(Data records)
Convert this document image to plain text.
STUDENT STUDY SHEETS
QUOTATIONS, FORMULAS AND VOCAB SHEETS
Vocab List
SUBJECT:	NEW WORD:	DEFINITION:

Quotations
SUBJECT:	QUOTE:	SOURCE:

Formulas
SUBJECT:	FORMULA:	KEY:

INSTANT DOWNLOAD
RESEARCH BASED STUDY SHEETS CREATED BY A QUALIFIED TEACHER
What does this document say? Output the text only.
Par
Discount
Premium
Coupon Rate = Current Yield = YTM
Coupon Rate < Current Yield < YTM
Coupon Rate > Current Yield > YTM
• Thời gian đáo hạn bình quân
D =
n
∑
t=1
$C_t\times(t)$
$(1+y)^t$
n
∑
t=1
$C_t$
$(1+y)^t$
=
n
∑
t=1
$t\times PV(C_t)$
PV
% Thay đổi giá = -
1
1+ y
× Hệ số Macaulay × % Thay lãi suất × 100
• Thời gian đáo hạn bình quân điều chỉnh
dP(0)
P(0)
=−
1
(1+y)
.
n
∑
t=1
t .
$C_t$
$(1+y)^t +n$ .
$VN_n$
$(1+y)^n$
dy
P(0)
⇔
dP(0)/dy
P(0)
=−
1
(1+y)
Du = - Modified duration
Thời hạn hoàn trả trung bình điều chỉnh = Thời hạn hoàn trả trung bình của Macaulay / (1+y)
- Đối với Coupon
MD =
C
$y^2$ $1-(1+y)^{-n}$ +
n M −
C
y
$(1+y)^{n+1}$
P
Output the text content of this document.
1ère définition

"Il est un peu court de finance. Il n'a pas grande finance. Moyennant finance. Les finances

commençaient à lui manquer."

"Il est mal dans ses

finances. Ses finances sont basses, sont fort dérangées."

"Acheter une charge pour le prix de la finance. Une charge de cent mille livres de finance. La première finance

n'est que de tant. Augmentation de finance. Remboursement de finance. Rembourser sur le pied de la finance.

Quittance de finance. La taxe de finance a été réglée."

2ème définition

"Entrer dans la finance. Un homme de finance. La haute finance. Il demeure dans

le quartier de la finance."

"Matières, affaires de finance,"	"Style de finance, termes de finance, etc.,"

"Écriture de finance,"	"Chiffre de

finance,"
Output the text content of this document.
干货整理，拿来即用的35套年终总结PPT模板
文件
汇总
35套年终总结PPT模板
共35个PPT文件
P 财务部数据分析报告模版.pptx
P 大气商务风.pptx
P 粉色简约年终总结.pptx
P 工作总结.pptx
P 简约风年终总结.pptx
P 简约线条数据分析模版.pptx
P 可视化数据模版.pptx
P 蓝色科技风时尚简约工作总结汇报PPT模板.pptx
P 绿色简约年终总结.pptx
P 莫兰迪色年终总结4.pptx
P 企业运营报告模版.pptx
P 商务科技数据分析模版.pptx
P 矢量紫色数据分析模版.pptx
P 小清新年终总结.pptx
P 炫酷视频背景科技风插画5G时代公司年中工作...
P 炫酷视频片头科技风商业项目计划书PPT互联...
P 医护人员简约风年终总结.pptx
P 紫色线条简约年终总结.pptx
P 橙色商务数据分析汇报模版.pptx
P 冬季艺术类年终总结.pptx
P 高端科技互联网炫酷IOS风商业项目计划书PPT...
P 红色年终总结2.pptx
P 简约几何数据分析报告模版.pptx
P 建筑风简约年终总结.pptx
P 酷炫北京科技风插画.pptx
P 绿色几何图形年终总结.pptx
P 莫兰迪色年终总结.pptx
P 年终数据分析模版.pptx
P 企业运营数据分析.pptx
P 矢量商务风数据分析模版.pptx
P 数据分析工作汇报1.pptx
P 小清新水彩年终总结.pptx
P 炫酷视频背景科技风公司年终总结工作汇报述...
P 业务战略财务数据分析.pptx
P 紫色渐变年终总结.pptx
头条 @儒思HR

Objective |
Your answer should be a single number: the count of lines that contain "Yield".

Task output |
3